Problem details: Look for the word "малыша" in the entries below, then copy every line that has it.

— Start Entries shown —

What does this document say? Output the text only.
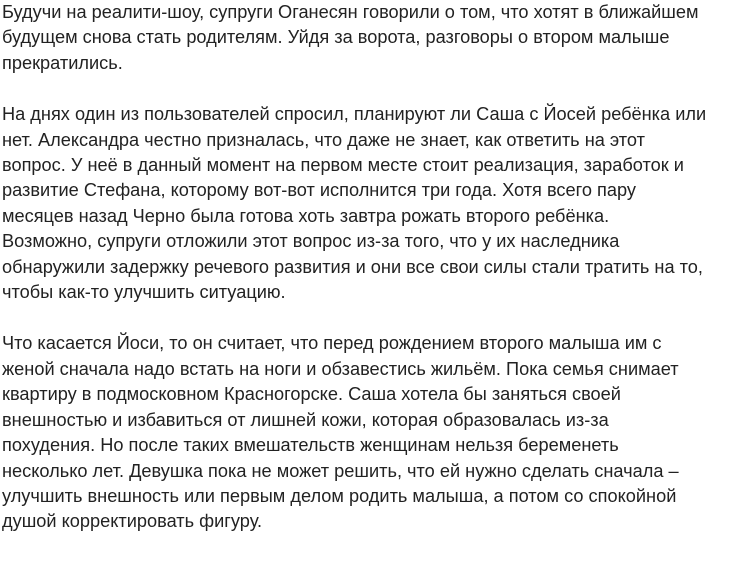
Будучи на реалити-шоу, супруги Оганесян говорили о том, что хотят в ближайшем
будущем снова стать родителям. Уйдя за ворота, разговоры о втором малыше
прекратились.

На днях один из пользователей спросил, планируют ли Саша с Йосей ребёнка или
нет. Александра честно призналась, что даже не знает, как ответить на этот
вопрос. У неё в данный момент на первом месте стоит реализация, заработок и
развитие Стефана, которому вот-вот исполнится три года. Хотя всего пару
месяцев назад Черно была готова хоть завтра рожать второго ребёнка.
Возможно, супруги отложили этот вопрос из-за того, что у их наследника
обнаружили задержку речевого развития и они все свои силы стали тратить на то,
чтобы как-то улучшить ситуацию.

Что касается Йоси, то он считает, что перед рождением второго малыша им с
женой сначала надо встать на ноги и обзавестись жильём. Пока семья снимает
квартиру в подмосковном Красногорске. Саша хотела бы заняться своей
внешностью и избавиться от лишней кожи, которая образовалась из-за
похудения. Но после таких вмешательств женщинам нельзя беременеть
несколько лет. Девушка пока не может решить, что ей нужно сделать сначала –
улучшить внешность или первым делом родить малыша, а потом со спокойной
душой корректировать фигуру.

— End Entries shown —
— Start Entries shown —

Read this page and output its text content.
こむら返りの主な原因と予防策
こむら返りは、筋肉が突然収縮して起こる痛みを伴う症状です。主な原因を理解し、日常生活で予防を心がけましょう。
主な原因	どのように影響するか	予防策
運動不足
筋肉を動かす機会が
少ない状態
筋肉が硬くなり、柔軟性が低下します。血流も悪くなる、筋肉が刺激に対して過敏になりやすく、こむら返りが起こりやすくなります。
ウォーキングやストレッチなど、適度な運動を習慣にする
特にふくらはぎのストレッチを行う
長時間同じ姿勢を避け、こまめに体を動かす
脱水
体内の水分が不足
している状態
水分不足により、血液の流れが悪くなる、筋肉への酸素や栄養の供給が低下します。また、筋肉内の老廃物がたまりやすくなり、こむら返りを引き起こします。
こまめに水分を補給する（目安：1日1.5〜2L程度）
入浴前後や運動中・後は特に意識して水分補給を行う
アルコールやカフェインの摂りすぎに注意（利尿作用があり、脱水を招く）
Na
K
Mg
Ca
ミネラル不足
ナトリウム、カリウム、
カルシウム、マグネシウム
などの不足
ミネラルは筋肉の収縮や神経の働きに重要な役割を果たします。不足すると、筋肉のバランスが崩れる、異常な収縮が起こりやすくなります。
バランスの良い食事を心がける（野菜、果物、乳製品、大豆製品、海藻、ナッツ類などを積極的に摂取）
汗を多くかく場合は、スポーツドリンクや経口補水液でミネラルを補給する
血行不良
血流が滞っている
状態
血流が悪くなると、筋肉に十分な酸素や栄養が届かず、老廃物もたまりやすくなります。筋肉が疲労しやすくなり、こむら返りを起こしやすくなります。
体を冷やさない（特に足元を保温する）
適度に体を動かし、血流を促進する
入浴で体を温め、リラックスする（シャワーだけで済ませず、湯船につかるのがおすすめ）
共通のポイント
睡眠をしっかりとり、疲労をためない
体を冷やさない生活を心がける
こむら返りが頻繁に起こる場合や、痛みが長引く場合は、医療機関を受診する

— End Entries shown —

Exercise solution:
Что касается Йоси, то он считает, что перед рождением второго малыша им с
улучшить внешность или первым делом родить малыша, а потом со спокойной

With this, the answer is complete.